* Begin Page *
# Stainless steel bolts on aluminum boat concern



## BottomDweller (May 6, 2010)

Wondering how much of an issue I have with the transom I just replaced. My boat is aluminum. My transom is wood. I used stainless steel bolts to secure the wood transom board to the boat. Is this going to cause alot of problems? Do I have an option here? It seems that using anything other than stainless steel would eventually rust out but stainless does cause some corrosion with aluminum. My project is completed currently and I have secured my bolts with 3m 5200. I would hate to remove everything but will if this is going to cause alot of problems.
Another member mentioned the problem here, hence my concern.


----------



## WhiteMoose (May 6, 2010)

I would think that if they are goobered full of sealant, they will be fine, especially if they are SS and not regular steel bolts.


----------



## lckstckn2smknbrls (May 6, 2010)
* End Page *
* Begin Records to use *
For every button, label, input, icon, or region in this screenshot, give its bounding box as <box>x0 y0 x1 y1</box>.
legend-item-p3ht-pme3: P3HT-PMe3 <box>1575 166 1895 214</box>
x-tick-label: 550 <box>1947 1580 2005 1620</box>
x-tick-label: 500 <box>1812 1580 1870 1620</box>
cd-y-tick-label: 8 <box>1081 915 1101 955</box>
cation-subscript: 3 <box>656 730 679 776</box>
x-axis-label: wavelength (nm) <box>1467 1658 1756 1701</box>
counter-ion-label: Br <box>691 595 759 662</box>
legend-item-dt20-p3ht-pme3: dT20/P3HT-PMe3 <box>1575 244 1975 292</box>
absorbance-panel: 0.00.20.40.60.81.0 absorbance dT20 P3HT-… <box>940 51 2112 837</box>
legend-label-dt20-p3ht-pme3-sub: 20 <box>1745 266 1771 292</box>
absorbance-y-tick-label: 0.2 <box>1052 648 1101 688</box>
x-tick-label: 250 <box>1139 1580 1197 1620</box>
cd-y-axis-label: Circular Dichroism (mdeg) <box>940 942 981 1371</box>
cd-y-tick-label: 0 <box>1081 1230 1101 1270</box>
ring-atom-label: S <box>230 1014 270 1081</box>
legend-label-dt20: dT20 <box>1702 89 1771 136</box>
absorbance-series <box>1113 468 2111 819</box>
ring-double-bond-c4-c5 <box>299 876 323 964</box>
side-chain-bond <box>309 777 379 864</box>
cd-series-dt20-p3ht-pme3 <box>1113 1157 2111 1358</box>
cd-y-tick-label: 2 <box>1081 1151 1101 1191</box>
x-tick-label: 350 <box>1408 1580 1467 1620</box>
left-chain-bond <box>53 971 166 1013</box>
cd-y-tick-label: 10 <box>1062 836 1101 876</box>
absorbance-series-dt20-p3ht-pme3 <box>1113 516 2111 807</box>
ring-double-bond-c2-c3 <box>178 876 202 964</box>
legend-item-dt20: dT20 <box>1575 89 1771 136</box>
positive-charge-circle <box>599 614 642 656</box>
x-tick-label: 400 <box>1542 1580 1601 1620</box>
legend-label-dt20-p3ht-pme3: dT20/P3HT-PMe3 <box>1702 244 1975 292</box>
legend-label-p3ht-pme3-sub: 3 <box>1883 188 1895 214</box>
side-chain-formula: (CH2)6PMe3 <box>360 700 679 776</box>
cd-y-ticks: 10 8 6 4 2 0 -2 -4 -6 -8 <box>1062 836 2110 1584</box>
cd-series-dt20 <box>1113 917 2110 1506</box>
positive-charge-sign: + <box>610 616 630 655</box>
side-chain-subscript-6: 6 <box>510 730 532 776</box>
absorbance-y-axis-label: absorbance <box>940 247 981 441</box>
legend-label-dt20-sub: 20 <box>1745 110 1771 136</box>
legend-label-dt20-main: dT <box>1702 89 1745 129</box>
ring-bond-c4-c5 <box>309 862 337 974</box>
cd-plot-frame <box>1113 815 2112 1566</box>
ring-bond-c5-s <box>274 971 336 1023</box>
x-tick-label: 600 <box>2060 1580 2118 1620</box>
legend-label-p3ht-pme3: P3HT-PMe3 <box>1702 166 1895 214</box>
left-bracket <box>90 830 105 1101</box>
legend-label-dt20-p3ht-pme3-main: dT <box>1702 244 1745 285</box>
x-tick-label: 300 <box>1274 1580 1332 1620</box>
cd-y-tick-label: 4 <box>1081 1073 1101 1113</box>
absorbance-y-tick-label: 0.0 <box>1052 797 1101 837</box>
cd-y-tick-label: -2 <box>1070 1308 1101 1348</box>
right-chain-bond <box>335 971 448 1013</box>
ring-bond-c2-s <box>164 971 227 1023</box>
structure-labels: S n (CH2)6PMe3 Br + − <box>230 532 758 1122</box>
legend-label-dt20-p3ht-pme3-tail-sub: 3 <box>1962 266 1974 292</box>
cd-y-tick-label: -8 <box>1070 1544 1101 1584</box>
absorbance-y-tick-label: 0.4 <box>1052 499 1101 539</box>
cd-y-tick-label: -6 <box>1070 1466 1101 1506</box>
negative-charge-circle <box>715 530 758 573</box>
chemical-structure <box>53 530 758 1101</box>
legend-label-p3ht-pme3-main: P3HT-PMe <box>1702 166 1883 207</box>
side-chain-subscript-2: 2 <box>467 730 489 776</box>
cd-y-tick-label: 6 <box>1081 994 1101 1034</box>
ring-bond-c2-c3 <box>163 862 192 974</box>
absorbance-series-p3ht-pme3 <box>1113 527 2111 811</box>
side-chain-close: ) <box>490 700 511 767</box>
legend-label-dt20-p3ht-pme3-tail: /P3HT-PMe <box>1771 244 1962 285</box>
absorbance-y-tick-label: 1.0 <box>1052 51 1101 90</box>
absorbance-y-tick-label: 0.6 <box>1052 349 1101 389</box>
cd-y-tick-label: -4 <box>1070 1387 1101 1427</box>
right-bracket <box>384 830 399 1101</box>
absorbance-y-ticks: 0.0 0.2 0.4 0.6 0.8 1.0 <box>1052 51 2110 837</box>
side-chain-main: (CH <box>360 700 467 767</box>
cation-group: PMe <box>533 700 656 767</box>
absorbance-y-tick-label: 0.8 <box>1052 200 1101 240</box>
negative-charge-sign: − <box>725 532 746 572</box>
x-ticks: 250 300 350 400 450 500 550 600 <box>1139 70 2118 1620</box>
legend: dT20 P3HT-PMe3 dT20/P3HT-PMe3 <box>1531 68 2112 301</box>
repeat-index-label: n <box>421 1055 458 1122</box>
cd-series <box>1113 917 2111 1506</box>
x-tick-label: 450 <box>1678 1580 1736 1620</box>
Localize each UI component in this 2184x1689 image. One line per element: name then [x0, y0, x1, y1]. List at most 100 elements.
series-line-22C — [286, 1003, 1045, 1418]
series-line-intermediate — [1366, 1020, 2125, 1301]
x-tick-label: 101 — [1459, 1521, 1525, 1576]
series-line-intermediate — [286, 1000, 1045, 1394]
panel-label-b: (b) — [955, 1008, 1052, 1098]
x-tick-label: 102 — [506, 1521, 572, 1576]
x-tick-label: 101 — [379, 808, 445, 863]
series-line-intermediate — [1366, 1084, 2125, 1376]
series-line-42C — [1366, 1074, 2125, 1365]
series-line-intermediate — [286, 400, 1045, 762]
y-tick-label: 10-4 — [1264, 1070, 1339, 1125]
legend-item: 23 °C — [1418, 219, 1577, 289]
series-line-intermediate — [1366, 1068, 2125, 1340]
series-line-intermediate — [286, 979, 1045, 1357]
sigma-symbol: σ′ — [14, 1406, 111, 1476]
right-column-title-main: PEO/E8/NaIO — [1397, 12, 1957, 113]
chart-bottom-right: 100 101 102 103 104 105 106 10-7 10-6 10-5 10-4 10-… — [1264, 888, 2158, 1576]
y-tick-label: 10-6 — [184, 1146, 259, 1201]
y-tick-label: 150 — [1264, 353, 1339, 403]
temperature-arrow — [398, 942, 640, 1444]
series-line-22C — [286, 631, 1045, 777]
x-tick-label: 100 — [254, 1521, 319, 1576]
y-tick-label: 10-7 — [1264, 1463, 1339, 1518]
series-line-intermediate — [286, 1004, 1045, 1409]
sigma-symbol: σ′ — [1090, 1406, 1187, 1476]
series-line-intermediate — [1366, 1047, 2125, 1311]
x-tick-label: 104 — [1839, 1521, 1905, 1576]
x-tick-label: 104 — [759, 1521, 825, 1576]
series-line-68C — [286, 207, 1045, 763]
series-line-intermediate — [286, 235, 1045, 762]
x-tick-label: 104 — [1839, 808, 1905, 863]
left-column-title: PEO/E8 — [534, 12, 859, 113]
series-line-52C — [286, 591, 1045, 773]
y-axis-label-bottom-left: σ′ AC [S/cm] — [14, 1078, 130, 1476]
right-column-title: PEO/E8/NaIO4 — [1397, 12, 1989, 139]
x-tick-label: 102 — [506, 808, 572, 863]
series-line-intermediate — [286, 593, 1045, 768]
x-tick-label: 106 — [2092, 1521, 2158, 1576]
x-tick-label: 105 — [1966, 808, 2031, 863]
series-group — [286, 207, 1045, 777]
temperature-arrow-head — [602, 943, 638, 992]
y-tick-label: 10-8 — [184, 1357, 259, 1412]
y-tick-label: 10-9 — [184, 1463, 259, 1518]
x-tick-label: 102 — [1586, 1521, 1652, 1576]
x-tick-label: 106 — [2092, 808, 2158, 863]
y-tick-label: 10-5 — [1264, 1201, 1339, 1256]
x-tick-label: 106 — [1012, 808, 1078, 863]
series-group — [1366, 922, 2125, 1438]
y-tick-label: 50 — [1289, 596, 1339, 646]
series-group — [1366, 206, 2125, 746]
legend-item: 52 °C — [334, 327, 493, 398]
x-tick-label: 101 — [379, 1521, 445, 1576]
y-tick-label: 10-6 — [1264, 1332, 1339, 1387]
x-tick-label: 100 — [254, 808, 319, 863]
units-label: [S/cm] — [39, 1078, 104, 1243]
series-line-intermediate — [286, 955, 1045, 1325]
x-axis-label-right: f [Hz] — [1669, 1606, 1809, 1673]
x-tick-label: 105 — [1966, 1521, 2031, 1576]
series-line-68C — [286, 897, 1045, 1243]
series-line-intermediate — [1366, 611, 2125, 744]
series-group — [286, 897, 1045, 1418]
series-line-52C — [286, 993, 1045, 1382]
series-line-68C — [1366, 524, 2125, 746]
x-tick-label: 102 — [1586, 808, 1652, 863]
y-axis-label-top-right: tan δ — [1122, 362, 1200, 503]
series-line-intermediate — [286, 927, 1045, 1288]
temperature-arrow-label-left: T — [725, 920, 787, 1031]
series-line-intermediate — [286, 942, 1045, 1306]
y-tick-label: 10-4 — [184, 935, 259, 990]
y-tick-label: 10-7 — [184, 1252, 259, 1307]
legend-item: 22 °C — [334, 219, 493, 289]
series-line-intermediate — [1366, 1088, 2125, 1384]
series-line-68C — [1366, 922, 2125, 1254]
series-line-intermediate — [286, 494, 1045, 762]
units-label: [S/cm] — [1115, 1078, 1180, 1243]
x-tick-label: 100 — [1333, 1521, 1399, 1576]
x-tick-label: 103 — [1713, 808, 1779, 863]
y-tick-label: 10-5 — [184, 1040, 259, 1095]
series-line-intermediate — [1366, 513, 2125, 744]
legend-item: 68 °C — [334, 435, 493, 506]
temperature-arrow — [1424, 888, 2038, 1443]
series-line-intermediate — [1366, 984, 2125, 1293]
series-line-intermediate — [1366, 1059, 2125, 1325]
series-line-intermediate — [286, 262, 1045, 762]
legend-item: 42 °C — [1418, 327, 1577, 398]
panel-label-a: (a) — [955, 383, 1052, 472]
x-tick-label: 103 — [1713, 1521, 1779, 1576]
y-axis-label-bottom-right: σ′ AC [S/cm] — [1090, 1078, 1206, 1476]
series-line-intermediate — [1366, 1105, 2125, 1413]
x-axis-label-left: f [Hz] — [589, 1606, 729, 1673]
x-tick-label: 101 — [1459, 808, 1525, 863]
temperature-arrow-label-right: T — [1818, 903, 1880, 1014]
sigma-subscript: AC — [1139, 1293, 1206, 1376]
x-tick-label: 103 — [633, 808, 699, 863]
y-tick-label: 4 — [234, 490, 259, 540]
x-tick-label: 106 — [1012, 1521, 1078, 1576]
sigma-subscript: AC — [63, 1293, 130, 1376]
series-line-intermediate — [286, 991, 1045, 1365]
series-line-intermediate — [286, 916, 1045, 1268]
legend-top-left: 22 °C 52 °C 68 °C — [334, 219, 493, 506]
* End Records to use *
= Given task A =
Reproduce the rows verbatim, from their first line through the line containing "legend-item-dt20-p3ht-pme3: dT20/P3HT-PMe3 <box>1575", with both of those lines included.
= Given task B =
Continue the forum thread about stainless steel bolts on an aluminum boat from the point where it stops.

= Expected output A =
For every button, label, input, icon, or region in this screenshot, give its bounding box as <box>x0 y0 x1 y1</box>.
legend-item-p3ht-pme3: P3HT-PMe3 <box>1575 166 1895 214</box>
x-tick-label: 550 <box>1947 1580 2005 1620</box>
x-tick-label: 500 <box>1812 1580 1870 1620</box>
cd-y-tick-label: 8 <box>1081 915 1101 955</box>
cation-subscript: 3 <box>656 730 679 776</box>
x-axis-label: wavelength (nm) <box>1467 1658 1756 1701</box>
counter-ion-label: Br <box>691 595 759 662</box>
legend-item-dt20-p3ht-pme3: dT20/P3HT-PMe3 <box>1575 244 1975 292</box>

= Expected output B =
SS and 5200 is the way I did mine


----------



## perchin (May 6, 2010)

actually everything reacts with aluminum, SS will work the best though. There is a reason they use SS on factory built aluminum trailers..... cuz it works for years :wink: I didn't even bother with the 5200 on my transom, by the time the disimilar materials start to react I'll prolly be dead :lol:


----------



## crazymanme2 (May 6, 2010)

Stainless & 5200,& your good to go. =D>


----------



## Froggy (May 6, 2010)

You should be good, I dont want to negate the importance of using the right screws, but millions of small tins out there somewhat modified with all kind of screws, I attached my first floor on my Jon in 1985 with sheet metal screws, just removed them 2 month ago only 3 screws had any rust on them, so you know, it wont sink either way in a generation's time.


----------



## perchin (May 6, 2010)

Froggy said:


> You should be good, I dont want to negate the importance of using the right screws, but millions of small tins out there somewhat modified with all kind of screws, I attached my first floor on my Jon in 1985 with sheet metal screws, just removed them 2 month ago only 3 screws had any rust on them, so you know, it wont sink either way in a generation's time.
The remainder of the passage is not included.